Aim:
With the pictures left out, copy the listing below exactly.

Material for this exercise:
··········
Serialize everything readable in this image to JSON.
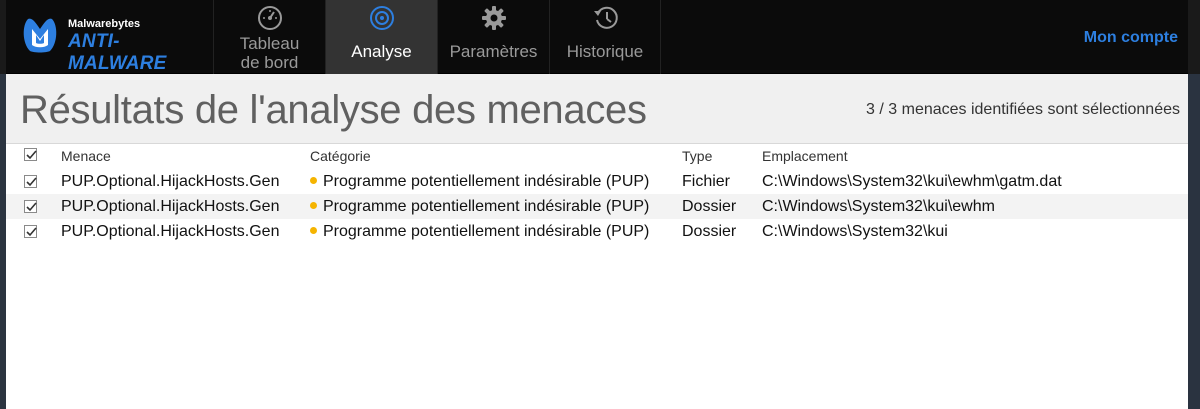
{
  "app": {
    "logo_small": "Malwarebytes",
    "logo_big": "ANTI-MALWARE",
    "brand_color": "#2d7fe0"
  },
  "nav": {
    "items": [
      {
        "label_line1": "Tableau",
        "label_line2": "de bord",
        "icon": "gauge-icon",
        "active": false
      },
      {
        "label_line1": "Analyse",
        "icon": "scan-target-icon",
        "active": true
      },
      {
        "label_line1": "Paramètres",
        "icon": "gear-icon",
        "active": false
      },
      {
        "label_line1": "Historique",
        "icon": "history-clock-icon",
        "active": false
      }
    ],
    "account": "Mon compte"
  },
  "page": {
    "title": "Résultats de l'analyse des menaces",
    "selection_status": "3 / 3 menaces identifiées sont sélectionnées"
  },
  "table": {
    "columns": {
      "threat": "Menace",
      "category": "Catégorie",
      "type": "Type",
      "location": "Emplacement"
    },
    "rows": [
      {
        "checked": true,
        "threat": "PUP.Optional.HijackHosts.Gen",
        "category": "Programme potentiellement indésirable (PUP)",
        "category_color": "#f5b400",
        "type": "Fichier",
        "location": "C:\\Windows\\System32\\kui\\ewhm\\gatm.dat"
      },
      {
        "checked": true,
        "threat": "PUP.Optional.HijackHosts.Gen",
        "category": "Programme potentiellement indésirable (PUP)",
        "category_color": "#f5b400",
        "type": "Dossier",
        "location": "C:\\Windows\\System32\\kui\\ewhm"
      },
      {
        "checked": true,
        "threat": "PUP.Optional.HijackHosts.Gen",
        "category": "Programme potentiellement indésirable (PUP)",
        "category_color": "#f5b400",
        "type": "Dossier",
        "location": "C:\\Windows\\System32\\kui"
      }
    ]
  }
}
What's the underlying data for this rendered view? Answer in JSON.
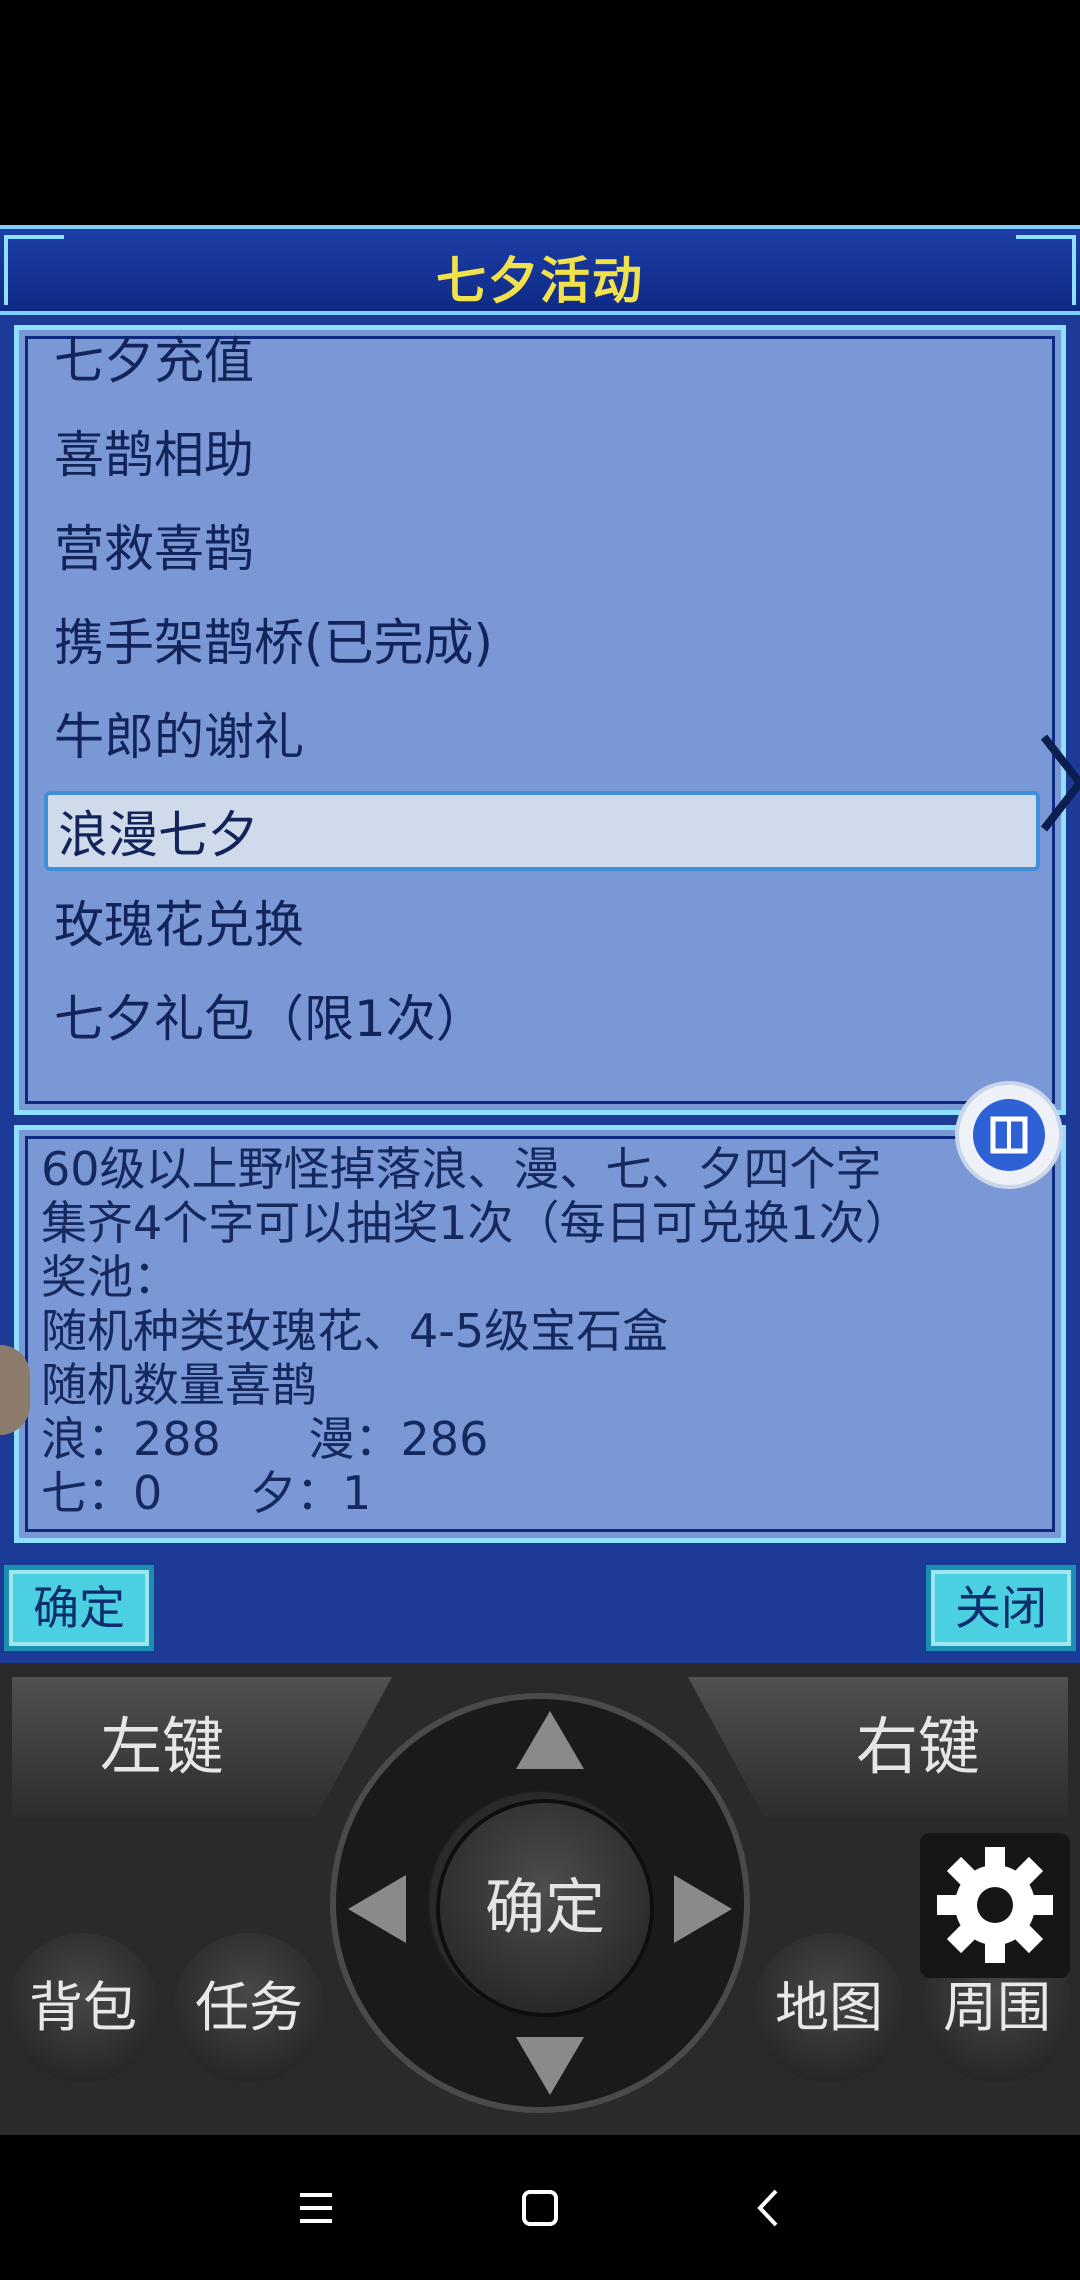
{
  "dialog": {
    "title": "七夕活动",
    "menu_items": [
      {
        "label": "七夕充值"
      },
      {
        "label": "喜鹊相助"
      },
      {
        "label": "营救喜鹊"
      },
      {
        "label": "携手架鹊桥(已完成)"
      },
      {
        "label": "牛郎的谢礼"
      },
      {
        "label": "浪漫七夕",
        "selected": true
      },
      {
        "label": "玫瑰花兑换"
      },
      {
        "label": "七夕礼包（限1次）"
      }
    ],
    "description_lines": [
      "60级以上野怪掉落浪、漫、七、夕四个字",
      "集齐4个字可以抽奖1次（每日可兑换1次）",
      "奖池：",
      "随机种类玫瑰花、4-5级宝石盒",
      "随机数量喜鹊",
      "浪：288      漫：286",
      "七：0      夕：1"
    ],
    "confirm_label": "确定",
    "close_label": "关闭"
  },
  "controller": {
    "left_softkey": "左键",
    "right_softkey": "右键",
    "center_label": "确定",
    "bag_label": "背包",
    "task_label": "任务",
    "map_label": "地图",
    "nearby_label": "周围"
  },
  "colors": {
    "panel_bg": "#7b98d6",
    "title_text": "#f1e14a",
    "border": "#8fe0ff",
    "button_bg": "#4ad0e0"
  }
}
··········
Completed task:
Serialize everything readable in this image to JSON.
{
  "app": {
    "logo_small": "Malwarebytes",
    "logo_big": "ANTI-MALWARE",
    "brand_color": "#2d7fe0"
  },
  "nav": {
    "items": [
      {
        "label_line1": "Tableau",
        "label_line2": "de bord",
        "icon": "gauge-icon",
        "active": false
      },
      {
        "label_line1": "Analyse",
        "icon": "scan-target-icon",
        "active": true
      },
      {
        "label_line1": "Paramètres",
        "icon": "gear-icon",
        "active": false
      },
      {
        "label_line1": "Historique",
        "icon": "history-clock-icon",
        "active": false
      }
    ],
    "account": "Mon compte"
  },
  "page": {
    "title": "Résultats de l'analyse des menaces",
    "selection_status": "3 / 3 menaces identifiées sont sélectionnées"
  },
  "table": {
    "columns": {
      "threat": "Menace",
      "category": "Catégorie",
      "type": "Type",
      "location": "Emplacement"
    },
    "rows": [
      {
        "checked": true,
        "threat": "PUP.Optional.HijackHosts.Gen",
        "category": "Programme potentiellement indésirable (PUP)",
        "category_color": "#f5b400",
        "type": "Fichier",
        "location": "C:\\Windows\\System32\\kui\\ewhm\\gatm.dat"
      },
      {
        "checked": true,
        "threat": "PUP.Optional.HijackHosts.Gen",
        "category": "Programme potentiellement indésirable (PUP)",
        "category_color": "#f5b400",
        "type": "Dossier",
        "location": "C:\\Windows\\System32\\kui\\ewhm"
      },
      {
        "checked": true,
        "threat": "PUP.Optional.HijackHosts.Gen",
        "category": "Programme potentiellement indésirable (PUP)",
        "category_color": "#f5b400",
        "type": "Dossier",
        "location": "C:\\Windows\\System32\\kui"
      }
    ]
  }
}
What's the underlying data for this rendered view? Answer in JSON.
{
  "dialog": {
    "title": "七夕活动",
    "menu_items": [
      {
        "label": "七夕充值"
      },
      {
        "label": "喜鹊相助"
      },
      {
        "label": "营救喜鹊"
      },
      {
        "label": "携手架鹊桥(已完成)"
      },
      {
        "label": "牛郎的谢礼"
      },
      {
        "label": "浪漫七夕",
        "selected": true
      },
      {
        "label": "玫瑰花兑换"
      },
      {
        "label": "七夕礼包（限1次）"
      }
    ],
    "description_lines": [
      "60级以上野怪掉落浪、漫、七、夕四个字",
      "集齐4个字可以抽奖1次（每日可兑换1次）",
      "奖池：",
      "随机种类玫瑰花、4-5级宝石盒",
      "随机数量喜鹊",
      "浪：288      漫：286",
      "七：0      夕：1"
    ],
    "confirm_label": "确定",
    "close_label": "关闭"
  },
  "controller": {
    "left_softkey": "左键",
    "right_softkey": "右键",
    "center_label": "确定",
    "bag_label": "背包",
    "task_label": "任务",
    "map_label": "地图",
    "nearby_label": "周围"
  },
  "colors": {
    "panel_bg": "#7b98d6",
    "title_text": "#f1e14a",
    "border": "#8fe0ff",
    "button_bg": "#4ad0e0"
  }
}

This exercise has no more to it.